*** Record set ***

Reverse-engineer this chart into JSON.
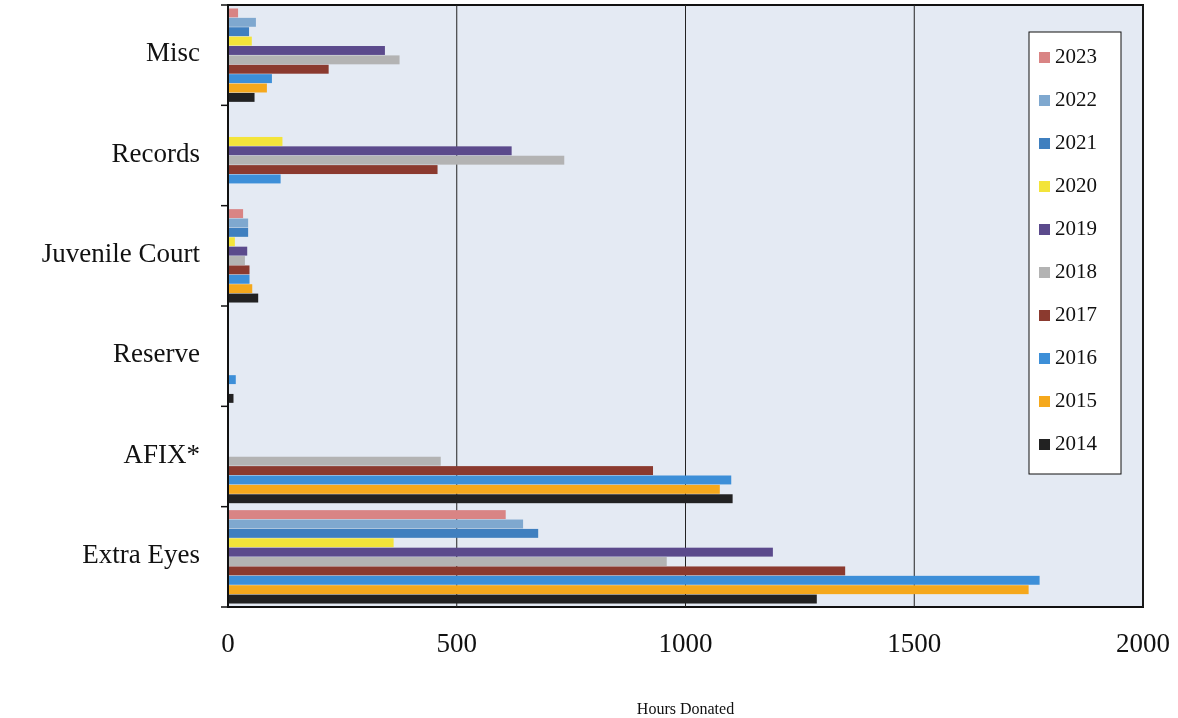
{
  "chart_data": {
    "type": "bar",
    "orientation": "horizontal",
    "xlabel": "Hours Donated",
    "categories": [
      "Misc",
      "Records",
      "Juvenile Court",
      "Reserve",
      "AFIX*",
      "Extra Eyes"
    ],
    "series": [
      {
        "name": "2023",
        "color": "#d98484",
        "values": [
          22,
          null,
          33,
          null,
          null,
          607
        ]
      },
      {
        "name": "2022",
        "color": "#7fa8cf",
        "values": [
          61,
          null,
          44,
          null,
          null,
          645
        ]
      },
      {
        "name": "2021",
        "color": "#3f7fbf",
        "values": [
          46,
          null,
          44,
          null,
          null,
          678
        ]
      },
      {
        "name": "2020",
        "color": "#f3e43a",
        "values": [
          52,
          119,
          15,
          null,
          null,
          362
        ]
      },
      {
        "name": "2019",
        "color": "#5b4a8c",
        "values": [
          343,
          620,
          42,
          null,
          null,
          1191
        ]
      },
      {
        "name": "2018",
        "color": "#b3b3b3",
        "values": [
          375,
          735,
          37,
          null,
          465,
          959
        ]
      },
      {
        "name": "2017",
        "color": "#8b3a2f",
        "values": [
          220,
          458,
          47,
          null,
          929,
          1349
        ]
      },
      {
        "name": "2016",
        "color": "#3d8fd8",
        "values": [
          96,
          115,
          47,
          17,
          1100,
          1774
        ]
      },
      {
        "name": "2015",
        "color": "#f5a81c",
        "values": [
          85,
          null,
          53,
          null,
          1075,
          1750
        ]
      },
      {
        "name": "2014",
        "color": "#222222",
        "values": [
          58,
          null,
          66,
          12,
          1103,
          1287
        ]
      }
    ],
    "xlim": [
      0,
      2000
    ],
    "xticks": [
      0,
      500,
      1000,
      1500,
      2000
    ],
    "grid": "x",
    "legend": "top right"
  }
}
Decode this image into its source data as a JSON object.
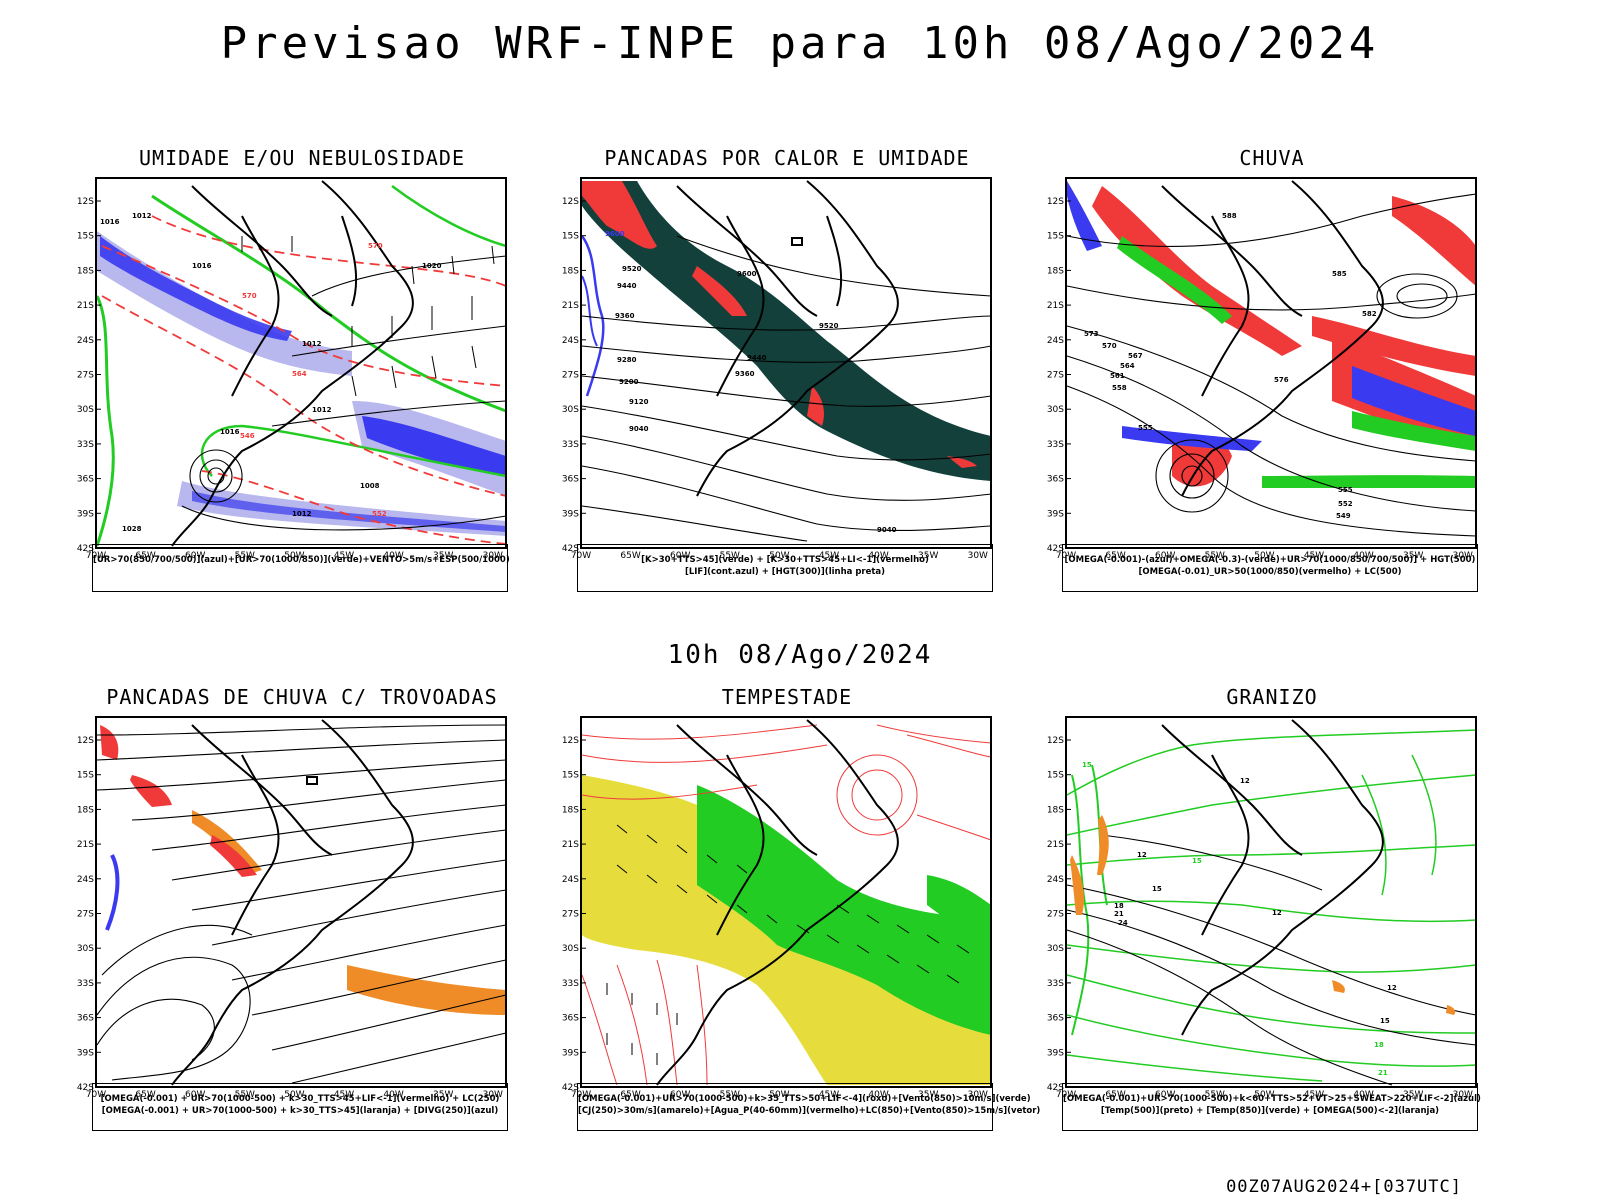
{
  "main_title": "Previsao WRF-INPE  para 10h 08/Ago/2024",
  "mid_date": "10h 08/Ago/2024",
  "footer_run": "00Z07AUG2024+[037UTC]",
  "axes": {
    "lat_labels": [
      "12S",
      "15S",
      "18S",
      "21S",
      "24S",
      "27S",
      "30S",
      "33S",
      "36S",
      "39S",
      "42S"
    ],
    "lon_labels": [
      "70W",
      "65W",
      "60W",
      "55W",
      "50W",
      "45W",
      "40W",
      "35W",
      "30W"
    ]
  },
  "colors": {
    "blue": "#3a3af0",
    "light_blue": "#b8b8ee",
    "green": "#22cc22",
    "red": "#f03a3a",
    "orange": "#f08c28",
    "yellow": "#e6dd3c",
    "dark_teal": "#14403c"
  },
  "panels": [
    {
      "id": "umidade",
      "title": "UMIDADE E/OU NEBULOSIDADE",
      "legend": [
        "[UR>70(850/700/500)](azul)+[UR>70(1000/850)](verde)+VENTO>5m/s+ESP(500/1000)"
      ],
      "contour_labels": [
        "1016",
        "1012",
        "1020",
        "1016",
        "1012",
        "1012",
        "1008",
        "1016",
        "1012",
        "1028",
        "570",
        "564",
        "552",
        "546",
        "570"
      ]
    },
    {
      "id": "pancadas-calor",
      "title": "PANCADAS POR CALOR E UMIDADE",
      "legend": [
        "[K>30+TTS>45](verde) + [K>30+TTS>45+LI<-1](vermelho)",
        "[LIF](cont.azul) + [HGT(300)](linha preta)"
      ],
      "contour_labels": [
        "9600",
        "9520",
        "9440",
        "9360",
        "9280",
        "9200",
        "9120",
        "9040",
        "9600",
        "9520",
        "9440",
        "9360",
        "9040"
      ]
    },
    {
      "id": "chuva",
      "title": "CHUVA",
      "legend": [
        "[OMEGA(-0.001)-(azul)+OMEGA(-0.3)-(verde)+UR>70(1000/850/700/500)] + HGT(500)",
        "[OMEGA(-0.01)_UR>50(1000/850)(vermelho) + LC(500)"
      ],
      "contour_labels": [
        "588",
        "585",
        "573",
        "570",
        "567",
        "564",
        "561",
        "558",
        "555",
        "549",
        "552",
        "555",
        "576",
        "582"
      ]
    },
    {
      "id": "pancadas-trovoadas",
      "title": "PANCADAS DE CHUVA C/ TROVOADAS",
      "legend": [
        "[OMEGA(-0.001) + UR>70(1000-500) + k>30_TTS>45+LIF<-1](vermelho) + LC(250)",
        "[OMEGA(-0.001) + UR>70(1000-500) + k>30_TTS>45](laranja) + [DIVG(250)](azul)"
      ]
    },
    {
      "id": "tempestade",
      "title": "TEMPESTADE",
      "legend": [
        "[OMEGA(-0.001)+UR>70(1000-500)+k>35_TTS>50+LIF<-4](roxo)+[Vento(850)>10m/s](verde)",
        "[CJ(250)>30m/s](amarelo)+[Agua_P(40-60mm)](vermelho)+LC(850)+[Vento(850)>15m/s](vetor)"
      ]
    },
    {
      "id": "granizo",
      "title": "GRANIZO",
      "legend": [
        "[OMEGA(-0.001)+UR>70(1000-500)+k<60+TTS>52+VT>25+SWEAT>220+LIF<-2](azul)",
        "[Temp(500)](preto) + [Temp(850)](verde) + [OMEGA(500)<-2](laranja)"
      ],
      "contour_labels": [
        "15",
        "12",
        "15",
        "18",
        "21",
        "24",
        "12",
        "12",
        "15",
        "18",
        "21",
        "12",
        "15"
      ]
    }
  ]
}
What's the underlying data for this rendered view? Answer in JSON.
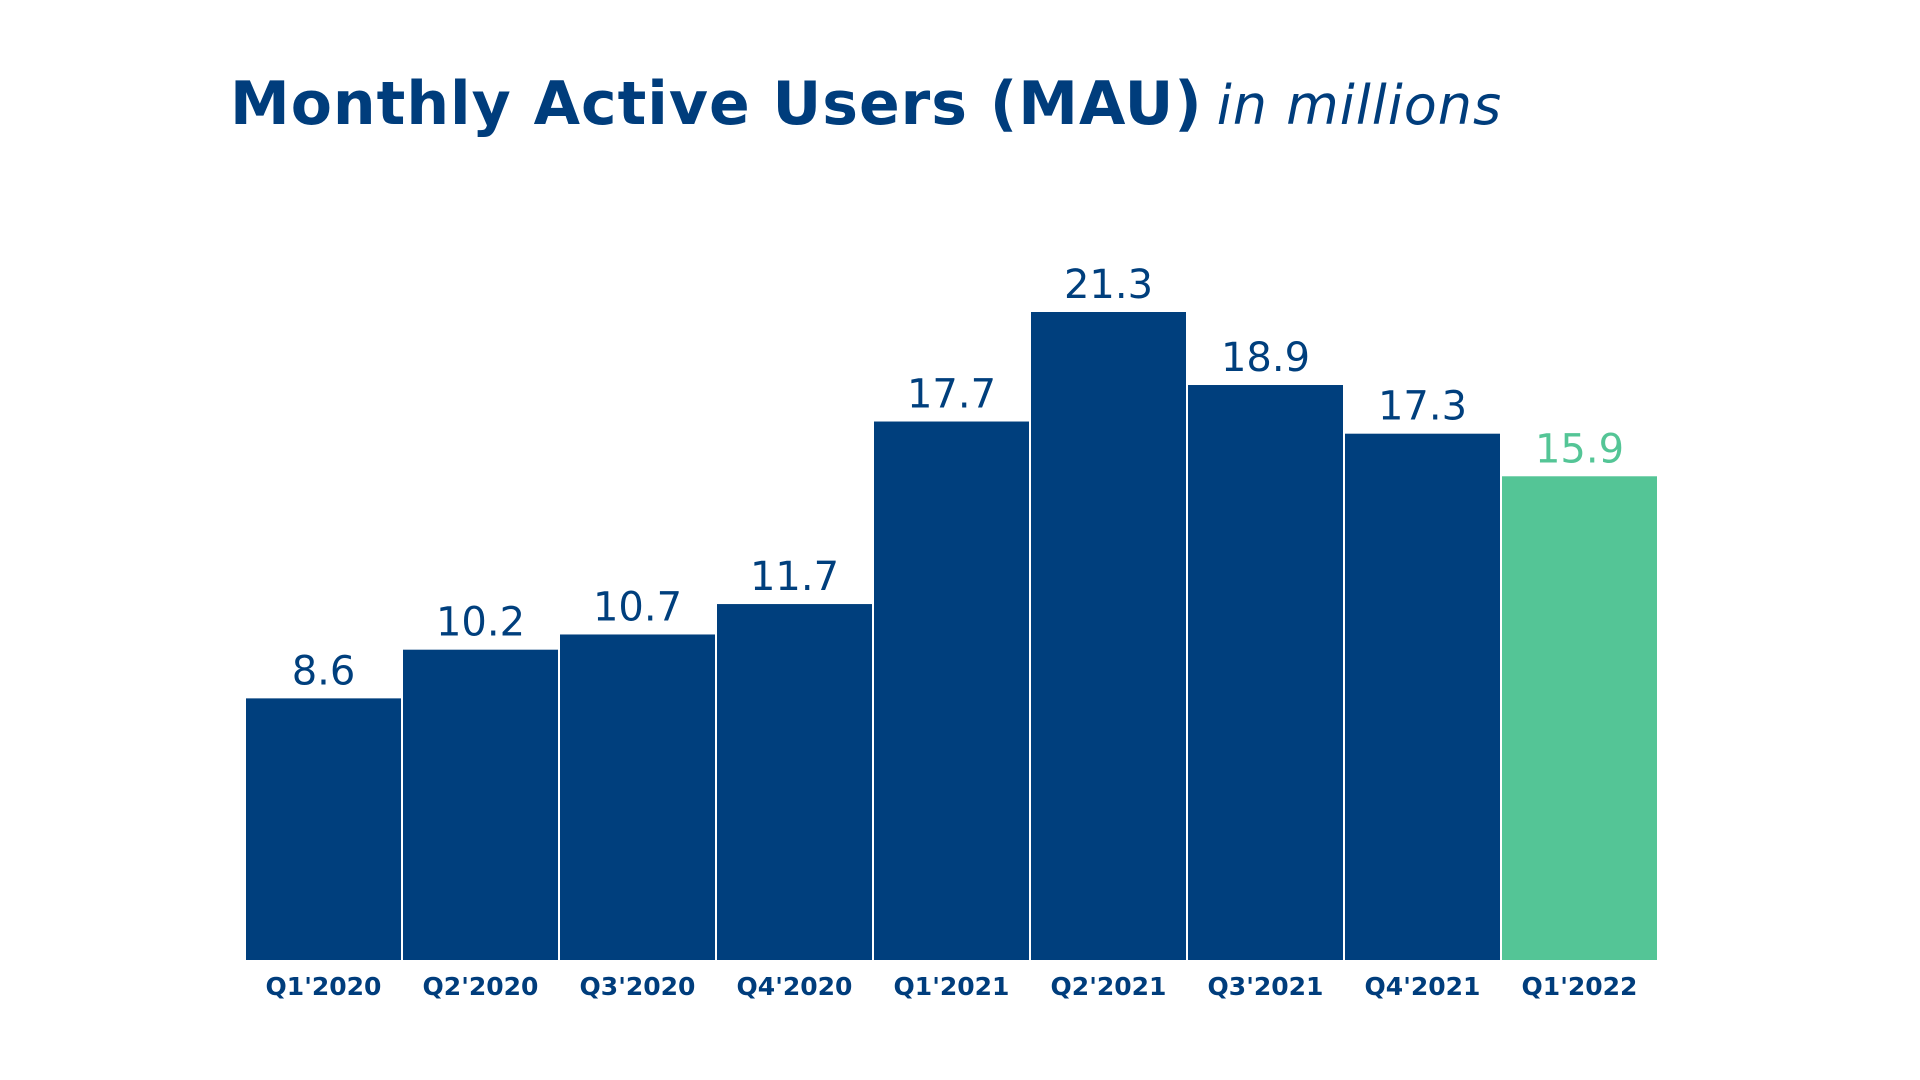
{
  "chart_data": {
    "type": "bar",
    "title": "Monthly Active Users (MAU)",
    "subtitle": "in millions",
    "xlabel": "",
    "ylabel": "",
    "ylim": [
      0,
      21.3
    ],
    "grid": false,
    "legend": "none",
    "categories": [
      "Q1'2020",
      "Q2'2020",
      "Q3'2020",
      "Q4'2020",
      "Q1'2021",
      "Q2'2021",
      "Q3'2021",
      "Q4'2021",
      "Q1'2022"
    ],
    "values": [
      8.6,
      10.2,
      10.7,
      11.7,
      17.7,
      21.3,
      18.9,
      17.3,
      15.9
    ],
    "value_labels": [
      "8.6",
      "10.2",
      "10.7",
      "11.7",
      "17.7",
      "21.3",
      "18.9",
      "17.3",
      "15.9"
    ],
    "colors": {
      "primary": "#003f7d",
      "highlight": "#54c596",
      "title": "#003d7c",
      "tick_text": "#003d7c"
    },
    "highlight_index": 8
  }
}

***

Write out all the records again, exactly, minus any pictures.

Reverse-engineer this chart into JSON.
{
  "chart_data": {
    "type": "bar",
    "orientation": "horizontal",
    "xlabel": "Hours Donated",
    "categories": [
      "Misc",
      "Records",
      "Juvenile Court",
      "Reserve",
      "AFIX*",
      "Extra Eyes"
    ],
    "series": [
      {
        "name": "2023",
        "color": "#d98484",
        "values": [
          22,
          null,
          33,
          null,
          null,
          607
        ]
      },
      {
        "name": "2022",
        "color": "#7fa8cf",
        "values": [
          61,
          null,
          44,
          null,
          null,
          645
        ]
      },
      {
        "name": "2021",
        "color": "#3f7fbf",
        "values": [
          46,
          null,
          44,
          null,
          null,
          678
        ]
      },
      {
        "name": "2020",
        "color": "#f3e43a",
        "values": [
          52,
          119,
          15,
          null,
          null,
          362
        ]
      },
      {
        "name": "2019",
        "color": "#5b4a8c",
        "values": [
          343,
          620,
          42,
          null,
          null,
          1191
        ]
      },
      {
        "name": "2018",
        "color": "#b3b3b3",
        "values": [
          375,
          735,
          37,
          null,
          465,
          959
        ]
      },
      {
        "name": "2017",
        "color": "#8b3a2f",
        "values": [
          220,
          458,
          47,
          null,
          929,
          1349
        ]
      },
      {
        "name": "2016",
        "color": "#3d8fd8",
        "values": [
          96,
          115,
          47,
          17,
          1100,
          1774
        ]
      },
      {
        "name": "2015",
        "color": "#f5a81c",
        "values": [
          85,
          null,
          53,
          null,
          1075,
          1750
        ]
      },
      {
        "name": "2014",
        "color": "#222222",
        "values": [
          58,
          null,
          66,
          12,
          1103,
          1287
        ]
      }
    ],
    "xlim": [
      0,
      2000
    ],
    "xticks": [
      0,
      500,
      1000,
      1500,
      2000
    ],
    "grid": "x",
    "legend": "top right"
  }
}
Decode this image into its source data as a JSON object.
{
  "main_title": "Previsao WRF-INPE  para 10h 08/Ago/2024",
  "mid_date": "10h 08/Ago/2024",
  "footer_run": "00Z07AUG2024+[037UTC]",
  "axes": {
    "lat_labels": [
      "12S",
      "15S",
      "18S",
      "21S",
      "24S",
      "27S",
      "30S",
      "33S",
      "36S",
      "39S",
      "42S"
    ],
    "lon_labels": [
      "70W",
      "65W",
      "60W",
      "55W",
      "50W",
      "45W",
      "40W",
      "35W",
      "30W"
    ]
  },
  "colors": {
    "blue": "#3a3af0",
    "light_blue": "#b8b8ee",
    "green": "#22cc22",
    "red": "#f03a3a",
    "orange": "#f08c28",
    "yellow": "#e6dd3c",
    "dark_teal": "#14403c"
  },
  "panels": [
    {
      "id": "umidade",
      "title": "UMIDADE E/OU NEBULOSIDADE",
      "legend": [
        "[UR>70(850/700/500)](azul)+[UR>70(1000/850)](verde)+VENTO>5m/s+ESP(500/1000)"
      ],
      "contour_labels": [
        "1016",
        "1012",
        "1020",
        "1016",
        "1012",
        "1012",
        "1008",
        "1016",
        "1012",
        "1028",
        "570",
        "564",
        "552",
        "546",
        "570"
      ]
    },
    {
      "id": "pancadas-calor",
      "title": "PANCADAS POR CALOR E UMIDADE",
      "legend": [
        "[K>30+TTS>45](verde) + [K>30+TTS>45+LI<-1](vermelho)",
        "[LIF](cont.azul) + [HGT(300)](linha preta)"
      ],
      "contour_labels": [
        "9600",
        "9520",
        "9440",
        "9360",
        "9280",
        "9200",
        "9120",
        "9040",
        "9600",
        "9520",
        "9440",
        "9360",
        "9040"
      ]
    },
    {
      "id": "chuva",
      "title": "CHUVA",
      "legend": [
        "[OMEGA(-0.001)-(azul)+OMEGA(-0.3)-(verde)+UR>70(1000/850/700/500)] + HGT(500)",
        "[OMEGA(-0.01)_UR>50(1000/850)(vermelho) + LC(500)"
      ],
      "contour_labels": [
        "588",
        "585",
        "573",
        "570",
        "567",
        "564",
        "561",
        "558",
        "555",
        "549",
        "552",
        "555",
        "576",
        "582"
      ]
    },
    {
      "id": "pancadas-trovoadas",
      "title": "PANCADAS DE CHUVA C/ TROVOADAS",
      "legend": [
        "[OMEGA(-0.001) + UR>70(1000-500) + k>30_TTS>45+LIF<-1](vermelho) + LC(250)",
        "[OMEGA(-0.001) + UR>70(1000-500) + k>30_TTS>45](laranja) + [DIVG(250)](azul)"
      ]
    },
    {
      "id": "tempestade",
      "title": "TEMPESTADE",
      "legend": [
        "[OMEGA(-0.001)+UR>70(1000-500)+k>35_TTS>50+LIF<-4](roxo)+[Vento(850)>10m/s](verde)",
        "[CJ(250)>30m/s](amarelo)+[Agua_P(40-60mm)](vermelho)+LC(850)+[Vento(850)>15m/s](vetor)"
      ]
    },
    {
      "id": "granizo",
      "title": "GRANIZO",
      "legend": [
        "[OMEGA(-0.001)+UR>70(1000-500)+k<60+TTS>52+VT>25+SWEAT>220+LIF<-2](azul)",
        "[Temp(500)](preto) + [Temp(850)](verde) + [OMEGA(500)<-2](laranja)"
      ],
      "contour_labels": [
        "15",
        "12",
        "15",
        "18",
        "21",
        "24",
        "12",
        "12",
        "15",
        "18",
        "21",
        "12",
        "15"
      ]
    }
  ]
}
What's the underlying data for this rendered view? Answer in JSON.
{
  "chart_data": {
    "type": "bar",
    "title": "Monthly Active Users (MAU)",
    "subtitle": "in millions",
    "xlabel": "",
    "ylabel": "",
    "ylim": [
      0,
      21.3
    ],
    "grid": false,
    "legend": "none",
    "categories": [
      "Q1'2020",
      "Q2'2020",
      "Q3'2020",
      "Q4'2020",
      "Q1'2021",
      "Q2'2021",
      "Q3'2021",
      "Q4'2021",
      "Q1'2022"
    ],
    "values": [
      8.6,
      10.2,
      10.7,
      11.7,
      17.7,
      21.3,
      18.9,
      17.3,
      15.9
    ],
    "value_labels": [
      "8.6",
      "10.2",
      "10.7",
      "11.7",
      "17.7",
      "21.3",
      "18.9",
      "17.3",
      "15.9"
    ],
    "colors": {
      "primary": "#003f7d",
      "highlight": "#54c596",
      "title": "#003d7c",
      "tick_text": "#003d7c"
    },
    "highlight_index": 8
  }
}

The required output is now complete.